• Exercise 1
Say whether each statement agrees with the CipherShift365 product description: (a) NIST finalized the first quantum-safe encryption standards on 13 August 2024; (b) CipherShift365 runs as a shared multi-customer cloud service; (c) National Security Memorandum 10 sets a transition deadline of 2035 for national security systems. For each, answer yes or no and quote the words from the text that decide it.
• Exercise 2
From the CipherShift365 product description, quote the stretch from "The good news: the" through "suppliers and contractors." word for word.

• Provided passage

CipherShift365 -- Product Description
In one breath
Today's encryption relies on math that a sufficiently powerful quantum computer is expected to break. Governments and standards bodies have already published the replacement encryption and have begun requiring organisations to find and fix their vulnerable cryptography. CipherShift365 is a platform that finds the at-risk cryptography buried inside a company's software, helps them replace it with the new quantum-safe standards, and then watches to make sure it does not quietly creep back in. Built specifically for organisations running on Microsoft's .NET and Azure technology.
The problem, in everyday terms
Almost everything digital is protected by encryption: online banking, medical records, signed contracts, software updates, the padlock in your browser. Much of that protection depends on public-key cryptography (RSA, ECC) that is extremely hard for today's computers to crack -- but not for a future quantum computer.
A large enough quantum computer does not exist yet. The threat is still real today:
"Harvest now, decrypt later." An attacker does not need a quantum computer today to benefit from one tomorrow. They can record encrypted data now and decrypt it years later once the hardware catches up.
Any information with a long shelf life -- patient records, legal agreements, intellectual property, government data -- is effectively exposed today.
The good news: the fix exists. After an eight-year international competition, NIST finalised the first quantum-safe encryption standards on 13 August 2024 -- ML-KEM, ML-DSA, and SLH-DSA. The hard part is no longer which algorithms to use. The hard part is finding every place your old cryptography is hiding and replacing it without breaking anything.
Why this is urgent now
a) Legal and contractual requirements
In the United States, federal agencies must inventory cryptography and plan migration under OMB M-23-02 (18 November 2022), with obligations running annually toward a 2035 target. National Security Memorandum 10 (May 2022) sets a transition deadline of 2030 for national security systems. These requirements flow downhill to suppliers and contractors.
b) Buyers are asking for proof
A "cryptographic inventory" is becoming standard in security questionnaires. The Cryptography Bill of Materials (CBOM), an open OWASP/CycloneDX standard, provides the machine-readable format.
c) The replacement technology is shipping
As of the November 2025 release, .NET 10 ships native support for NIST post-quantum algorithms via System.Security.Cryptography, backed by Windows and OpenSSL. The capability is here -- what is missing is a way to systematically apply it across a real estate.
Who it is for
CipherShift365 is aimed at .NET / Windows / Azure-heavy organisations in regulated sectors -- financial services, healthcare, government, and defence-adjacent suppliers.
It is delivered in a services-led way: Compass produces the credible inventory and roadmap that opens the conversation; Vault and Guardian are the tools used to carry it out.
What it intentionally does not do (at first)
- It does not reinvent cryptographic algorithms -- it uses the standardised, trusted ones.
- It does not yet scan non-.NET languages, broad network/cloud infrastructure, or macOS.
- It does not run as a shared multi-customer cloud service -- everything stays inside the customer's own environment unless they explicitly opt in to share data.

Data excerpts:

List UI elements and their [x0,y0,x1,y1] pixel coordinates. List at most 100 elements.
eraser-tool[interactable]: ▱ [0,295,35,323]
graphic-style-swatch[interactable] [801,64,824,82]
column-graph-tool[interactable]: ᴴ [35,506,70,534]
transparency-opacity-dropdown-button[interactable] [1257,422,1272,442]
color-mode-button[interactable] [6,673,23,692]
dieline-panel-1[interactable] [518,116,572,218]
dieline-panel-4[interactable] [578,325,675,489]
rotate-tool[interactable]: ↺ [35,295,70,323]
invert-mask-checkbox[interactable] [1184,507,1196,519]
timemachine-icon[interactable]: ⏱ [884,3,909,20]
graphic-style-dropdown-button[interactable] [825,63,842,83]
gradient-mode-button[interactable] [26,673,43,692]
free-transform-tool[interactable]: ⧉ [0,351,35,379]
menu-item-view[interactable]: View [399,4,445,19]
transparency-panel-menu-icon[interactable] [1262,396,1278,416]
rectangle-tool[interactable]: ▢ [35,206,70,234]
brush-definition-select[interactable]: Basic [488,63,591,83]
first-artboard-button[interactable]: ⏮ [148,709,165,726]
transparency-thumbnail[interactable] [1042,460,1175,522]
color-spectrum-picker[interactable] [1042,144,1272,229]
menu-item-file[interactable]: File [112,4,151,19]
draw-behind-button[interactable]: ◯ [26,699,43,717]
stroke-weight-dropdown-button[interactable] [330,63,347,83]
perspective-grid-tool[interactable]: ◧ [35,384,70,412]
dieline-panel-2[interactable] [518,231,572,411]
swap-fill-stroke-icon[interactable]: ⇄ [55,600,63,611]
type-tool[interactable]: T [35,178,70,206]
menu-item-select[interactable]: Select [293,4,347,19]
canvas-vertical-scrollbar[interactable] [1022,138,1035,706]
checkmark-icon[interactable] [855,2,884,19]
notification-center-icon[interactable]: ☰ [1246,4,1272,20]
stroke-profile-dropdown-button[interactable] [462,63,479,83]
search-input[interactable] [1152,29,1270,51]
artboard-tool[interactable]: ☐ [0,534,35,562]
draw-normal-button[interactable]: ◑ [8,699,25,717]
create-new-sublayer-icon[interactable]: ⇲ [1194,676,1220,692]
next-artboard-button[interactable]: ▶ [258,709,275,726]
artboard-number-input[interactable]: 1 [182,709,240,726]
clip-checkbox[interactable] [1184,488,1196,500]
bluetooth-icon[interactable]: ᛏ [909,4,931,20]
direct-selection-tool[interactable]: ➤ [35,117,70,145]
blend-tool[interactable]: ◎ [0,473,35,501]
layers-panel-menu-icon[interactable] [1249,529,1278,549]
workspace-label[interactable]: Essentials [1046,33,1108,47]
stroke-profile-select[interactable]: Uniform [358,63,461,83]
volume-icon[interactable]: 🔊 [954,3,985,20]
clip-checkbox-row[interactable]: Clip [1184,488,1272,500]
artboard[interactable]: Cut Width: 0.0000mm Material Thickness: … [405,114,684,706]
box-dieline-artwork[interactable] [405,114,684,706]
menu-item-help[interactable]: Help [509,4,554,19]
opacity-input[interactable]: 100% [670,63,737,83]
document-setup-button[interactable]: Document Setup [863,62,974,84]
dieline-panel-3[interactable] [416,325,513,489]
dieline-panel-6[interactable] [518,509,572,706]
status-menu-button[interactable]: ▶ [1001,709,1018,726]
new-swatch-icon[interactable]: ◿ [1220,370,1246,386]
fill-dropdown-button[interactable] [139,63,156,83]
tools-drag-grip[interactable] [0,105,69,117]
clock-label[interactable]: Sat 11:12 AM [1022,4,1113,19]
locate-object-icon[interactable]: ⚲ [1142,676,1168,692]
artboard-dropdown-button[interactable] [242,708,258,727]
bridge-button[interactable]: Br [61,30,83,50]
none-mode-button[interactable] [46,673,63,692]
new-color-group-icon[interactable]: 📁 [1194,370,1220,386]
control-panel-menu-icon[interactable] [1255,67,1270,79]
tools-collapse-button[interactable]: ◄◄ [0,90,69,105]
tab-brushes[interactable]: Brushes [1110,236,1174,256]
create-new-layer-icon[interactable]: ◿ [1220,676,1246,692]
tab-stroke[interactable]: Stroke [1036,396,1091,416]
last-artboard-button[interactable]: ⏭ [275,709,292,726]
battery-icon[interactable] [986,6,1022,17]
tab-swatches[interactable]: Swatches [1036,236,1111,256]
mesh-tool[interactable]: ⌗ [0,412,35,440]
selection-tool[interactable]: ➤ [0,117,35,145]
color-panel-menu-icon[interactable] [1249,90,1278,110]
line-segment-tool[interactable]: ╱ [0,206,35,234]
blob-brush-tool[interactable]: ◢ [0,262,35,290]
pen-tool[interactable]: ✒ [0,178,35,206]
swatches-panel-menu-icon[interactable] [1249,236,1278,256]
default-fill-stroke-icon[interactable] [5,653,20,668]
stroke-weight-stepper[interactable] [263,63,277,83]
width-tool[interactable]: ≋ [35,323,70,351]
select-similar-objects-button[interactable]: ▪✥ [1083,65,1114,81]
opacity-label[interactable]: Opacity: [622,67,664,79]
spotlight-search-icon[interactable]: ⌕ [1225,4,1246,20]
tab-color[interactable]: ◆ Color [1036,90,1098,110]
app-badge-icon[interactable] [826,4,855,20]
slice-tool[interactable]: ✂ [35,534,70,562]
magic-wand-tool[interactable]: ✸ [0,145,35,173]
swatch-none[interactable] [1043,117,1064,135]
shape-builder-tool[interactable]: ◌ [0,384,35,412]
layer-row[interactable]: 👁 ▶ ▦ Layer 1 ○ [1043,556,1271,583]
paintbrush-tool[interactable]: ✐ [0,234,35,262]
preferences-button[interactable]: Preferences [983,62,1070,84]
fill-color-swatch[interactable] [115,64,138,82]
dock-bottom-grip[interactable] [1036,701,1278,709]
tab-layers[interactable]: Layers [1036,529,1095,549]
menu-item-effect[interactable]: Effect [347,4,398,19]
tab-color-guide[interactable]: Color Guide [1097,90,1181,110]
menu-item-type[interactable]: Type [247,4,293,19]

• Reply 1
(a) Yes: "NIST finalised the first quantum-safe encryption standards on 13 August 2024"
(b) No: "It does not run as a shared multi-customer cloud service"
(c) No: "National Security Memorandum 10 (May 2022) sets a transition deadline of 2030 for national security systems."

• Reply 2
The good news: the fix exists. After an eight-year international competition, NIST finalised the first quantum-safe encryption standards on 13 August 2024 -- ML-KEM, ML-DSA, and SLH-DSA. The hard part is no longer which algorithms to use. The hard part is finding every place your old cryptography is hiding and replacing it without breaking anything.
Why this is urgent now
a) Legal and contractual requirements
In the United States, federal agencies must inventory cryptography and plan migration under OMB M-23-02 (18 November 2022), with obligations running annually toward a 2035 target. National Security Memorandum 10 (May 2022) sets a transition deadline of 2030 for national security systems. These requirements flow downhill to suppliers and contractors.